— start —
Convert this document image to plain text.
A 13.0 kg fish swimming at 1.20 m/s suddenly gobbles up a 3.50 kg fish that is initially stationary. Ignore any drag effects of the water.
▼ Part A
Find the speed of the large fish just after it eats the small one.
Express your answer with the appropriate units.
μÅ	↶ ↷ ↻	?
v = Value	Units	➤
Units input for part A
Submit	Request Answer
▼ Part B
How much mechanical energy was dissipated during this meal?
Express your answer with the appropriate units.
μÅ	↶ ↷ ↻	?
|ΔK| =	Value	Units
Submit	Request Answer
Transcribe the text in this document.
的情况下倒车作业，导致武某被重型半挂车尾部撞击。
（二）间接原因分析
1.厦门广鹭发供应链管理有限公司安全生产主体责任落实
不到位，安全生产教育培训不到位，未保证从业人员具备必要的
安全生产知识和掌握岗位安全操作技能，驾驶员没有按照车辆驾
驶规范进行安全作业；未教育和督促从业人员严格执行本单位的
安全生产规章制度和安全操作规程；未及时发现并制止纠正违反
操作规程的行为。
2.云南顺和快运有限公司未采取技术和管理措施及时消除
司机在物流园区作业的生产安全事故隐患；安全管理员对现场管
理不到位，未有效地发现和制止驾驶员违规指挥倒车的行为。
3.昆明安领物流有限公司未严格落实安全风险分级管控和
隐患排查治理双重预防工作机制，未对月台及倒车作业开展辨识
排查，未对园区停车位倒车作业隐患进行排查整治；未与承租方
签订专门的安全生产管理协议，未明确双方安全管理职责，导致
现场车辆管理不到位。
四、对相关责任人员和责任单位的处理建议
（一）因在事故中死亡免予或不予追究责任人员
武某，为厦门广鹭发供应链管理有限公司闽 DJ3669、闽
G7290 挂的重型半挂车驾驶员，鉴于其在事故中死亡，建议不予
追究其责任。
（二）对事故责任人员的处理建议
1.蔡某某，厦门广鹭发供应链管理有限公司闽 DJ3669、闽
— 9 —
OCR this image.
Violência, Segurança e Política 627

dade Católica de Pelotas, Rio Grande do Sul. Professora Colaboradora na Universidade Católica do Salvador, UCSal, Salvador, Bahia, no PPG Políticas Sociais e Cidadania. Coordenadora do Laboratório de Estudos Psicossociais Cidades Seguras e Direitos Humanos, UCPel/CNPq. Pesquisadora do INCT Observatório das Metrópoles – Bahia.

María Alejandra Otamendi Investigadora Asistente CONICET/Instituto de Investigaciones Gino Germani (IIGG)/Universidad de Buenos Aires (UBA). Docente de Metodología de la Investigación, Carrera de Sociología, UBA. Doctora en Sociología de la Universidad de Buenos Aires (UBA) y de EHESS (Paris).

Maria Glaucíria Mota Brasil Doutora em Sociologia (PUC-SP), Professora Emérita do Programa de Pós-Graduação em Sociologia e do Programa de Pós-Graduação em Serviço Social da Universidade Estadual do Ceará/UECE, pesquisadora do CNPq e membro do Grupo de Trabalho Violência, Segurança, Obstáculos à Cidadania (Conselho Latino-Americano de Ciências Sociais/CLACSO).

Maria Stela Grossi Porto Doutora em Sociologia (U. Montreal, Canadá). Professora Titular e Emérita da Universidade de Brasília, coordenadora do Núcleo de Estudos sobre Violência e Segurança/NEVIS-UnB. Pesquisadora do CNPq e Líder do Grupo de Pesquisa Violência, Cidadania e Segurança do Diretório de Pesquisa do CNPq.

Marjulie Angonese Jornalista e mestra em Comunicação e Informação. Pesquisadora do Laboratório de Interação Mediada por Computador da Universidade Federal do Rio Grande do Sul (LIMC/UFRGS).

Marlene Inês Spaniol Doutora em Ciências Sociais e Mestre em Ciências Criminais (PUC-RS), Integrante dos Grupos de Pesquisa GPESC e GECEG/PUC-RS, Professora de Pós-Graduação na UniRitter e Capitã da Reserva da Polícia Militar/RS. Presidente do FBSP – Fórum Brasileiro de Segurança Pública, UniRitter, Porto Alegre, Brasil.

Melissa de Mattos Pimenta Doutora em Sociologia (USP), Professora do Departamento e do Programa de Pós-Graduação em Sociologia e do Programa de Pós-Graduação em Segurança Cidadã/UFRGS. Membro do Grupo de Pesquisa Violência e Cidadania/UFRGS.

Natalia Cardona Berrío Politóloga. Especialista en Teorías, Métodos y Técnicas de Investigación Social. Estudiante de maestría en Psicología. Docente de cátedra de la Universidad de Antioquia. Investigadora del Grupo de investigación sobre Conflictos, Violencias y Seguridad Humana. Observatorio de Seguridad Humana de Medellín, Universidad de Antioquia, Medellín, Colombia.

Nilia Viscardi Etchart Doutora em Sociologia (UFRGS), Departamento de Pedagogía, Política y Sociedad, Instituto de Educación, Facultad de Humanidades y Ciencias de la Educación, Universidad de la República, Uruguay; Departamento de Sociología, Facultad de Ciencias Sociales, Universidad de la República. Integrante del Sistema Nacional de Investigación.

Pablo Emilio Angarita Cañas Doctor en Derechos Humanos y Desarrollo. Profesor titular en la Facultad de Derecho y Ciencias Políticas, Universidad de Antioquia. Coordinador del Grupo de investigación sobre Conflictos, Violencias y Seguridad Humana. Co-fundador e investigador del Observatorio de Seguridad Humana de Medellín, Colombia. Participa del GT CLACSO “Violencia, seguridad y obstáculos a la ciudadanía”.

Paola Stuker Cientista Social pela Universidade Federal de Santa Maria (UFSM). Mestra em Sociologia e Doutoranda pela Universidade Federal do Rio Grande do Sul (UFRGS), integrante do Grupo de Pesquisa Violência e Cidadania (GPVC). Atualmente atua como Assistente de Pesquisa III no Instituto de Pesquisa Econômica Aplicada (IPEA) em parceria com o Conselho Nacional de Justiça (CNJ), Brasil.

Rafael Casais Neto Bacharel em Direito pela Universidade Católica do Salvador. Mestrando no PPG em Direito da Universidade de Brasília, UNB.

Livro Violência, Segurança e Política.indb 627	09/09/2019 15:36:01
— end —
**Requirements**
Pull every line containing "document" out of the data above.

**Correct answer**
Convert this document image to plain text.
Transcribe the text in this document.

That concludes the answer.